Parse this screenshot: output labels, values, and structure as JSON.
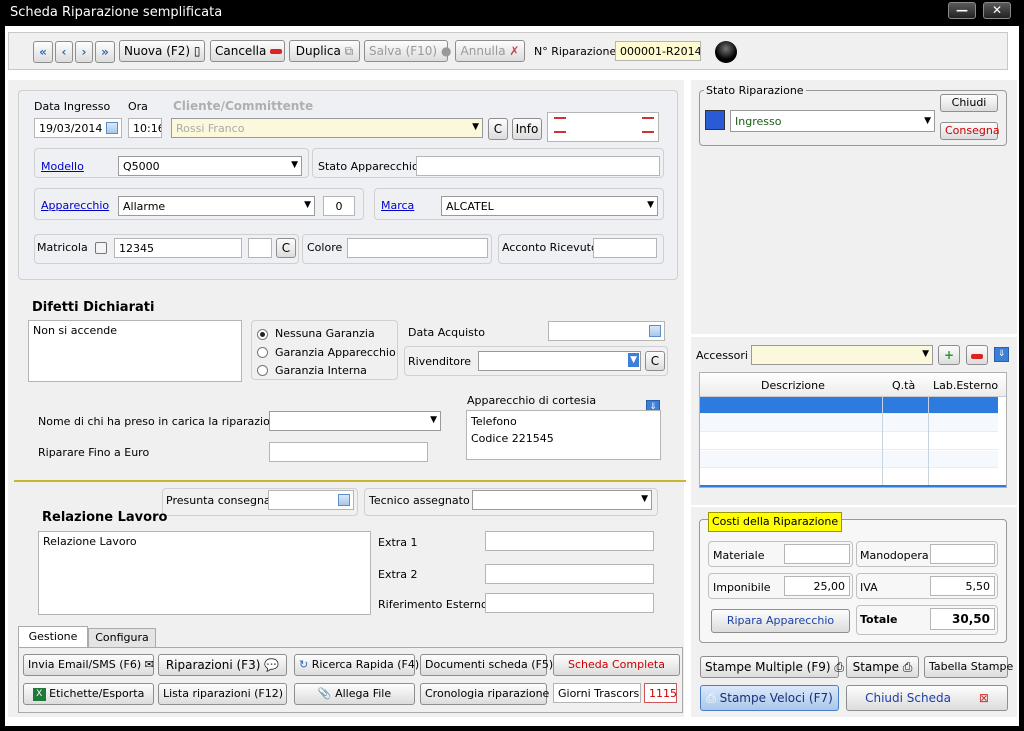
{
  "window": {
    "title": "Scheda Riparazione semplificata",
    "min": "—",
    "close": "✕"
  },
  "toolbar": {
    "first": "«",
    "prev": "‹",
    "next": "›",
    "last": "»",
    "nuova": "Nuova (F2)",
    "cancella": "Cancella",
    "duplica": "Duplica",
    "salva": "Salva (F10)",
    "annulla": "Annulla",
    "nriparazione_label": "N° Riparazione",
    "nriparazione": "000001-R2014"
  },
  "header": {
    "data_label": "Data Ingresso",
    "data": "19/03/2014",
    "ora_label": "Ora",
    "ora": "10:16",
    "cliente_label": "Cliente/Committente",
    "cliente": "Rossi Franco",
    "c": "C",
    "info": "Info"
  },
  "device": {
    "modello_label": "Modello",
    "modello": "Q5000",
    "stato_label": "Stato Apparecchio",
    "stato": "",
    "apparecchio_label": "Apparecchio",
    "apparecchio": "Allarme",
    "qty": "0",
    "marca_label": "Marca",
    "marca": "ALCATEL",
    "matricola_label": "Matricola",
    "matricola": "12345",
    "c2": "C",
    "colore_label": "Colore",
    "colore": "",
    "acconto_label": "Acconto Ricevuto",
    "acconto": ""
  },
  "difetti": {
    "title": "Difetti Dichiarati",
    "text": "Non si accende",
    "garanzie": [
      "Nessuna Garanzia",
      "Garanzia Apparecchio",
      "Garanzia Interna"
    ],
    "data_acquisto_label": "Data Acquisto",
    "rivenditore_label": "Rivenditore",
    "c3": "C"
  },
  "presa": {
    "label": "Nome di chi ha preso in carica la riparazione",
    "riparare_label": "Riparare Fino a Euro",
    "cortesia_label": "Apparecchio di cortesia",
    "cortesia_line1": "Telefono",
    "cortesia_line2": "Codice 221545"
  },
  "lavoro": {
    "presunta_label": "Presunta consegna",
    "tecnico_label": "Tecnico assegnato",
    "title": "Relazione Lavoro",
    "text": "Relazione Lavoro",
    "extra1": "Extra 1",
    "extra2": "Extra 2",
    "rif": "Riferimento Esterno"
  },
  "tabs": [
    "Gestione",
    "Configura"
  ],
  "actions": {
    "email": "Invia Email/SMS (F6)",
    "riparazioni": "Riparazioni (F3)",
    "ricerca": "Ricerca Rapida (F4)",
    "documenti": "Documenti scheda (F5)",
    "scheda": "Scheda Completa",
    "etichette": "Etichette/Esporta",
    "lista": "Lista riparazioni (F12)",
    "allega": "Allega File",
    "cronologia": "Cronologia riparazione",
    "giorni_label": "Giorni Trascorsi",
    "giorni": "1115"
  },
  "stato": {
    "title": "Stato Riparazione",
    "value": "Ingresso",
    "chiudi": "Chiudi",
    "consegna": "Consegna",
    "color": "#2a5bd7"
  },
  "accessori": {
    "label": "Accessori",
    "cols": [
      "Descrizione",
      "Q.tà",
      "Lab.Esterno"
    ]
  },
  "costi": {
    "title": "Costi della Riparazione",
    "materiale_label": "Materiale",
    "manodopera_label": "Manodopera",
    "imponibile_label": "Imponibile",
    "imponibile": "25,00",
    "iva_label": "IVA",
    "iva": "5,50",
    "ripara": "Ripara Apparecchio",
    "totale_label": "Totale",
    "totale": "30,50"
  },
  "footer": {
    "stampe_multiple": "Stampe Multiple (F9)",
    "stampe": "Stampe",
    "tabella": "Tabella Stampe",
    "veloci": "Stampe Veloci (F7)",
    "chiudi": "Chiudi Scheda"
  }
}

◆ **GOAL OF THE EXERCISE**
Check each line above for the string "Garanzia" and report how many lines have it, giving only the number.

◆ **TASK SOLUTION**
3